(Data records)
####

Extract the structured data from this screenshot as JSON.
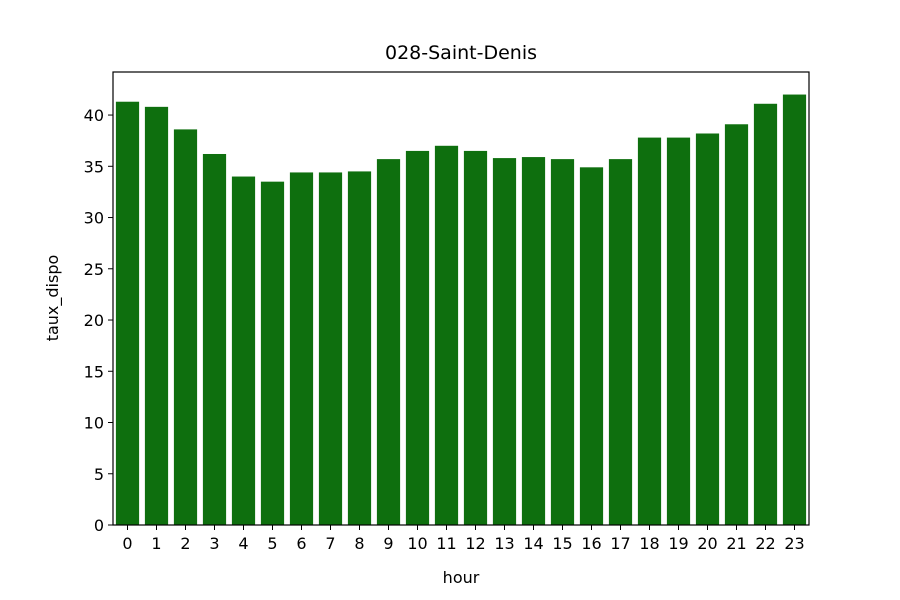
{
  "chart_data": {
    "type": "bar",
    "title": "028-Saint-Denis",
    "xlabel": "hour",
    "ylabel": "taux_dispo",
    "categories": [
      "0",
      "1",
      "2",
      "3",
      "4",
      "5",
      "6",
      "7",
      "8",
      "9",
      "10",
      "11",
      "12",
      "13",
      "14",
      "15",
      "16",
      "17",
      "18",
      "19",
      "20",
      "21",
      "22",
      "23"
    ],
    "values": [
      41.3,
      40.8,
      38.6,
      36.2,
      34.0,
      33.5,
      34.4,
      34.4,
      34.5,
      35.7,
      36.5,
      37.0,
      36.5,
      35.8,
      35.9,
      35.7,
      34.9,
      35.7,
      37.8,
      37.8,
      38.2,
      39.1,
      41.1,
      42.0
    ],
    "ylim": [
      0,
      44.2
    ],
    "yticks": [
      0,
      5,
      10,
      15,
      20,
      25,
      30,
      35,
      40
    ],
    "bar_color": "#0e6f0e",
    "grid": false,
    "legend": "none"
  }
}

####

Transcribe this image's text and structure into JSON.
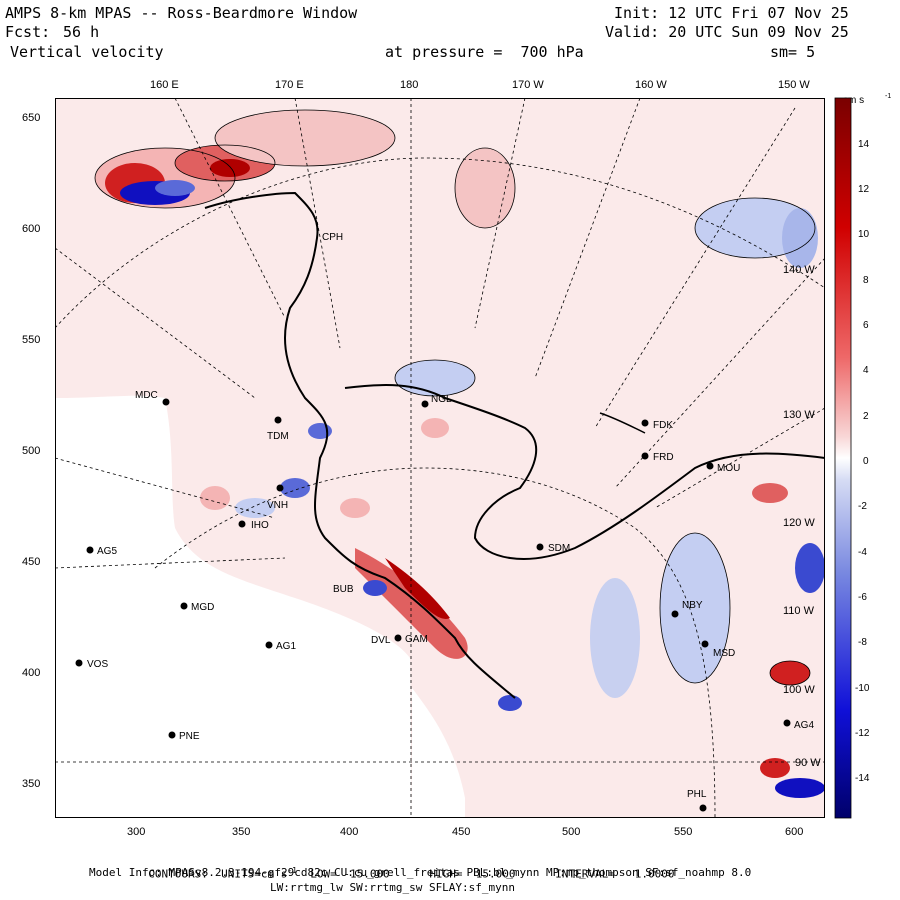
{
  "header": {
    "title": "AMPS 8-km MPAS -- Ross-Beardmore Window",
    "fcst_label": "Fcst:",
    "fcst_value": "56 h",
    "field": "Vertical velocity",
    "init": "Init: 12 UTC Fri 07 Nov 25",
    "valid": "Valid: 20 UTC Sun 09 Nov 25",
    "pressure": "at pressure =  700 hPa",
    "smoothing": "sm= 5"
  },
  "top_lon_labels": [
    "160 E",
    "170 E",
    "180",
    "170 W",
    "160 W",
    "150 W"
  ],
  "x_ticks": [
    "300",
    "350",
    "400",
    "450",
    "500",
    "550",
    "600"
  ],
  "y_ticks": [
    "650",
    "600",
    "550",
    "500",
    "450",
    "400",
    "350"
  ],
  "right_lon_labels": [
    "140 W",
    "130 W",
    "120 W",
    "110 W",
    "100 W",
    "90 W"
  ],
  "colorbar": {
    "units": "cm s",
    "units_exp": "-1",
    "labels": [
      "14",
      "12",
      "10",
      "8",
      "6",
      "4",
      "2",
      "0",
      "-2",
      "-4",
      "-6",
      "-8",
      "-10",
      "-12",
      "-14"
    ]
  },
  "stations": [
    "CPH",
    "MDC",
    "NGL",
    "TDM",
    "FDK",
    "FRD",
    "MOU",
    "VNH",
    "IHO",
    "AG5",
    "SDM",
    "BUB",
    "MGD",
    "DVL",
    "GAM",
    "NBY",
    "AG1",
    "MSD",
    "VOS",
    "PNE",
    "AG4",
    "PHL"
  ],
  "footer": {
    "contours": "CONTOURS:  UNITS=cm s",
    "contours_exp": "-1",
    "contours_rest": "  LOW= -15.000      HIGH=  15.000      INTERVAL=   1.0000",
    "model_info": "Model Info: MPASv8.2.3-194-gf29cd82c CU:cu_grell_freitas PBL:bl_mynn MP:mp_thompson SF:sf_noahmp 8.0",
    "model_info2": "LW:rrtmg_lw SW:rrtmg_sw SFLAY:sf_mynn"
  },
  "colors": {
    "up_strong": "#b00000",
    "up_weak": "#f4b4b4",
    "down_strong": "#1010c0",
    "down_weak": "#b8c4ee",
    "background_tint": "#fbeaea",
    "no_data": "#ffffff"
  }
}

####

(Stated exercise) Locate all lines in the listing above with the word "this". Copy them.

(Result)
Extract the structured data from this screenshot as JSON.
Transcribe this image's text and structure into JSON.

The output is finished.